Data entries

______________________________

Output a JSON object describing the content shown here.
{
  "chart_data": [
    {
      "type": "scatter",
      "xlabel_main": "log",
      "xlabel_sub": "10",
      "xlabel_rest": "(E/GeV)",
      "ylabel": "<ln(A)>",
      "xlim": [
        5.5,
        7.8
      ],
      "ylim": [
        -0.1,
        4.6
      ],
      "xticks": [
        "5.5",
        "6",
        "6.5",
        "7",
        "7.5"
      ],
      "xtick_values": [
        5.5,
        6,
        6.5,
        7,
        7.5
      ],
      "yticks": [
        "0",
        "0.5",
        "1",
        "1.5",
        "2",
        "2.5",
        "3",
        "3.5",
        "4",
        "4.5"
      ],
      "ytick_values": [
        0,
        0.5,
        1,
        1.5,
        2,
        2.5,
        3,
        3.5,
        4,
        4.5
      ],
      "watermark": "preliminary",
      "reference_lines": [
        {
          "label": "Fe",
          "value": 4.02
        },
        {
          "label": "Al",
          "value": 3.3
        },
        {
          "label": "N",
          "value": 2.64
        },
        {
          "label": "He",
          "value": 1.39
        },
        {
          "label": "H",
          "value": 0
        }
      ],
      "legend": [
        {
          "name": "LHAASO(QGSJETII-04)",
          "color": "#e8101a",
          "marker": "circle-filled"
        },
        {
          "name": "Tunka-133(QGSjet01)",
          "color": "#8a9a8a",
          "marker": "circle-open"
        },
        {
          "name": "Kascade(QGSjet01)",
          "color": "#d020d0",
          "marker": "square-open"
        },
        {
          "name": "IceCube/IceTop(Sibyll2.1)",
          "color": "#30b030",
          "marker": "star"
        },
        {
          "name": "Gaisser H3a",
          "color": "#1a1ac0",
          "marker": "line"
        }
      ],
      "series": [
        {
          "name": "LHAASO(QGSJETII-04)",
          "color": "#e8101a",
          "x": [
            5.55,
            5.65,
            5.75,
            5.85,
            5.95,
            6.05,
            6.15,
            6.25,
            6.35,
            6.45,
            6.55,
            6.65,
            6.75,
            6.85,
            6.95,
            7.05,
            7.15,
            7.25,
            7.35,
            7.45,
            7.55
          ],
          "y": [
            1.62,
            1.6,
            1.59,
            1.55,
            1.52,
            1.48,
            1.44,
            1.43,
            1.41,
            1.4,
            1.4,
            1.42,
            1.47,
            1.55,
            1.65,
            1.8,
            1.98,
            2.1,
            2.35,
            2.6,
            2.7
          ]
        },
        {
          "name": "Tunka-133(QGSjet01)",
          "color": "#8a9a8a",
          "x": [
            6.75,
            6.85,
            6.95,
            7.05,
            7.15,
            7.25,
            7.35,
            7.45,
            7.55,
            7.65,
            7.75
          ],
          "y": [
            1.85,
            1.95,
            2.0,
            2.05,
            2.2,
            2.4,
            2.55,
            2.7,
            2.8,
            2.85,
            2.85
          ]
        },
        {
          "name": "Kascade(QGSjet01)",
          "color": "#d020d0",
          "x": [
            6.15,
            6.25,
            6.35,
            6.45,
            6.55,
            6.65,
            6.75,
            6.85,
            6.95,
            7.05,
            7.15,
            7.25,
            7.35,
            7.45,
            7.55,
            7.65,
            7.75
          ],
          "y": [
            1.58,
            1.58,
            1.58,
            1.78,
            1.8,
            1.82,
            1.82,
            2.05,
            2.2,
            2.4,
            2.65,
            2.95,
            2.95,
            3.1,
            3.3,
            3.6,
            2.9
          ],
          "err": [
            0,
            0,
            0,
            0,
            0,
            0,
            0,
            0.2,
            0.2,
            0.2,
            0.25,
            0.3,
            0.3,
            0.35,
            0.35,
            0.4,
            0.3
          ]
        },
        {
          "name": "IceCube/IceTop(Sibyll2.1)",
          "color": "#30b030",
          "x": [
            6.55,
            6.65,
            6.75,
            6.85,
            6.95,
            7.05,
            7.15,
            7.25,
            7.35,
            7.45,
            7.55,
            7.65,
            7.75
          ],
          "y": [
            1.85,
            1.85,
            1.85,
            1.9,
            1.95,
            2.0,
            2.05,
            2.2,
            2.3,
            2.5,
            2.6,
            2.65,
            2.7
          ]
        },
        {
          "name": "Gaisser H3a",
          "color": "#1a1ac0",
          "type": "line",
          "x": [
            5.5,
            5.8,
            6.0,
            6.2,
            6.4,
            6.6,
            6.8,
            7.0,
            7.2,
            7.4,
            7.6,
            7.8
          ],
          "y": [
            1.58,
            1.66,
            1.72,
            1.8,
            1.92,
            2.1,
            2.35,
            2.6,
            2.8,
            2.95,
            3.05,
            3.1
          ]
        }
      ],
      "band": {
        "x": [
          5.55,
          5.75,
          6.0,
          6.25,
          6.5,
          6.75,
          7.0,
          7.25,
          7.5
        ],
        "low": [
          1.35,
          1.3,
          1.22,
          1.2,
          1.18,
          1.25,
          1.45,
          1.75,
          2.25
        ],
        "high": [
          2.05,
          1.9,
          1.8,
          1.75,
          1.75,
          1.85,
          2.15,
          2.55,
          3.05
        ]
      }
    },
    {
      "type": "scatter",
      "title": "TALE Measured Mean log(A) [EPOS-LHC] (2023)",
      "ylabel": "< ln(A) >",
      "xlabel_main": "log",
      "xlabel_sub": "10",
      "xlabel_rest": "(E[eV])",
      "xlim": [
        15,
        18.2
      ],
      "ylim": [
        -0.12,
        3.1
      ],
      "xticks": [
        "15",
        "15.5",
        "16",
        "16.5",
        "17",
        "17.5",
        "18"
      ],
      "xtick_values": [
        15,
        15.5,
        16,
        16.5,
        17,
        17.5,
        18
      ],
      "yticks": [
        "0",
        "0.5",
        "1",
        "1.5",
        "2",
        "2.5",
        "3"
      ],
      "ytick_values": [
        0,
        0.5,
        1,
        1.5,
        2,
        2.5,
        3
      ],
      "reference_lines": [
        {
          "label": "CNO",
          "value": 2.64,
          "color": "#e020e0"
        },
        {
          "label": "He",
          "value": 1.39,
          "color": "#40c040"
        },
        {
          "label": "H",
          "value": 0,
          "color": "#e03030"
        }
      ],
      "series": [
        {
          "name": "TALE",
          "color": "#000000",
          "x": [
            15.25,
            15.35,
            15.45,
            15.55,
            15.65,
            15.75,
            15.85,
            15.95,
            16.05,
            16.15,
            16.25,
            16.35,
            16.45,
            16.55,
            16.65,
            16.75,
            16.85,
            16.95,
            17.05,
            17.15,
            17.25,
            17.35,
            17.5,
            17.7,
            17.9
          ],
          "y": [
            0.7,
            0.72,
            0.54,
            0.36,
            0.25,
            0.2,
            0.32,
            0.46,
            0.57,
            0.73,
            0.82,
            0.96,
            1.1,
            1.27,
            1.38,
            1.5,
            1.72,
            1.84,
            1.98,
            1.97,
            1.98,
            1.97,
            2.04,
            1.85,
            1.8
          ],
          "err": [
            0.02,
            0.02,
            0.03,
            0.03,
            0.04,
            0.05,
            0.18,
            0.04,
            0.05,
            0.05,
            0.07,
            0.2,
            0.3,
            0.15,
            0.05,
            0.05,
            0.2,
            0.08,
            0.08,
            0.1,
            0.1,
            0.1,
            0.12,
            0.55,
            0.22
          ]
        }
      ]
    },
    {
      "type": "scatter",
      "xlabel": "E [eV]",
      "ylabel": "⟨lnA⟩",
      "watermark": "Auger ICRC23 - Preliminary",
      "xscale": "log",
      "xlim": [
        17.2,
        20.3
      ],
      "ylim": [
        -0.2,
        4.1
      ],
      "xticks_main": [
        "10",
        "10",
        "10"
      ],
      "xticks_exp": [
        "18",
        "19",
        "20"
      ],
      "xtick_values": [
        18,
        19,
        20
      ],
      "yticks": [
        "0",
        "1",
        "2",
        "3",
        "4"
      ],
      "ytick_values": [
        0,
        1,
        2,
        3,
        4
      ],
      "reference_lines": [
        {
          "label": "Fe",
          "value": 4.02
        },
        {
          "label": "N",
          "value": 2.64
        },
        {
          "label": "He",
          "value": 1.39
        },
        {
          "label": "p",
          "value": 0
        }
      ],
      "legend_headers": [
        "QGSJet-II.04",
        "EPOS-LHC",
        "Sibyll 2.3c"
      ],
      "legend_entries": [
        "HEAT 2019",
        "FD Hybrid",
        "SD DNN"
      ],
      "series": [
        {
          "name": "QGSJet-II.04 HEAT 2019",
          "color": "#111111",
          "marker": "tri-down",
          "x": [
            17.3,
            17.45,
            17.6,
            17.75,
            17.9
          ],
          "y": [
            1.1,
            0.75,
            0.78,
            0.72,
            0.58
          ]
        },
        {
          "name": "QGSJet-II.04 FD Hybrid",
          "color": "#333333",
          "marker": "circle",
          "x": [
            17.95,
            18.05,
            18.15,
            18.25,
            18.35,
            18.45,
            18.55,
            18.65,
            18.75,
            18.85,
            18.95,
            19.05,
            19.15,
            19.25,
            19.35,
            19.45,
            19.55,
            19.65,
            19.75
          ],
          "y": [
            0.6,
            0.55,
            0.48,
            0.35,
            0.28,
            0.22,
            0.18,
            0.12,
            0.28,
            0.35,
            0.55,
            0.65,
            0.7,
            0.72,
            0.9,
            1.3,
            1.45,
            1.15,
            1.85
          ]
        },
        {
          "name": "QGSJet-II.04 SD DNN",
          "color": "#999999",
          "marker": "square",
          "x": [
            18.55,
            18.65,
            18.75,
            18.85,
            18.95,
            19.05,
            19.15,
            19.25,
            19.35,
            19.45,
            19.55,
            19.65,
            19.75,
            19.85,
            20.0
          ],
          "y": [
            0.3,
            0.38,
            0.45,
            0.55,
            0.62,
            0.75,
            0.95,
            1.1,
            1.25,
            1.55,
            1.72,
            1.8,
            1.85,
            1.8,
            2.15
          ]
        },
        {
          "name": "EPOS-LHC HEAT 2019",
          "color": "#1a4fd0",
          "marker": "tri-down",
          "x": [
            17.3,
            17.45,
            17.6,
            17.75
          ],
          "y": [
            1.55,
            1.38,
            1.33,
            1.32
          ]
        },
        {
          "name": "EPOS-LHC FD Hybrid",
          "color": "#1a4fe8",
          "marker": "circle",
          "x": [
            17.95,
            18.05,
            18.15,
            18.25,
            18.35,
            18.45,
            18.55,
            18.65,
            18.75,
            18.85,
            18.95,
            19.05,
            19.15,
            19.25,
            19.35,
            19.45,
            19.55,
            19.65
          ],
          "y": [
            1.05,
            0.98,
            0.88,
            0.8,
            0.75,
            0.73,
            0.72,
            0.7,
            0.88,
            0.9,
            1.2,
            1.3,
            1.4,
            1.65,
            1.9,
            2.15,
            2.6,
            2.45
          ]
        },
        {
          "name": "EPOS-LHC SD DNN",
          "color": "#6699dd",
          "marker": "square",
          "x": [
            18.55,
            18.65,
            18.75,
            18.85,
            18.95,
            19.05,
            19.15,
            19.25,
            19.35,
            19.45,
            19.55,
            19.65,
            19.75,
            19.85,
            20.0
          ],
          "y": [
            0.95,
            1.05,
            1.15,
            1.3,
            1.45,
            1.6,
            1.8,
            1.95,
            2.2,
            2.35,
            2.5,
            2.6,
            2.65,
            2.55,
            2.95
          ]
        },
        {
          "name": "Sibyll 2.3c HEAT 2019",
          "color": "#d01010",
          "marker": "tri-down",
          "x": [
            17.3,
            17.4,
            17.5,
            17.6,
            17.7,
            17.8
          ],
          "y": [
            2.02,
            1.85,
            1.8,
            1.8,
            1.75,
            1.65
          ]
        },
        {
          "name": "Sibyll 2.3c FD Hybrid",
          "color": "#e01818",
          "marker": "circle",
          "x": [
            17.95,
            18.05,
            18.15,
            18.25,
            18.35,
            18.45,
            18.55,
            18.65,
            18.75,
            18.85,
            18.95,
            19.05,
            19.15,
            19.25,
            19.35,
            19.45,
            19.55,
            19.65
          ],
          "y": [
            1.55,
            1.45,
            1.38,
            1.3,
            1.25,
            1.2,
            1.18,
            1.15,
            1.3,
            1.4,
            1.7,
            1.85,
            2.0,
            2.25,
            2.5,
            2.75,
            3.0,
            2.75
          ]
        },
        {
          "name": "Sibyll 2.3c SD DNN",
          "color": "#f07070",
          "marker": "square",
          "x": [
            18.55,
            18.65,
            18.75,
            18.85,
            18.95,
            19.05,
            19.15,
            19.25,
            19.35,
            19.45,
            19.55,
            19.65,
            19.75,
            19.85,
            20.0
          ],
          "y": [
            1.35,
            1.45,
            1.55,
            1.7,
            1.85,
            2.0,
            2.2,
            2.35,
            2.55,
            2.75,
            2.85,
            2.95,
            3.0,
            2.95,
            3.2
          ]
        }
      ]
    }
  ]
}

______________________________

What you need to do
Every line of the listing that holds "watermark" should be found and copied.

Solution for this problem
      "watermark": "preliminary",
      "watermark": "Auger ICRC23 - Preliminary",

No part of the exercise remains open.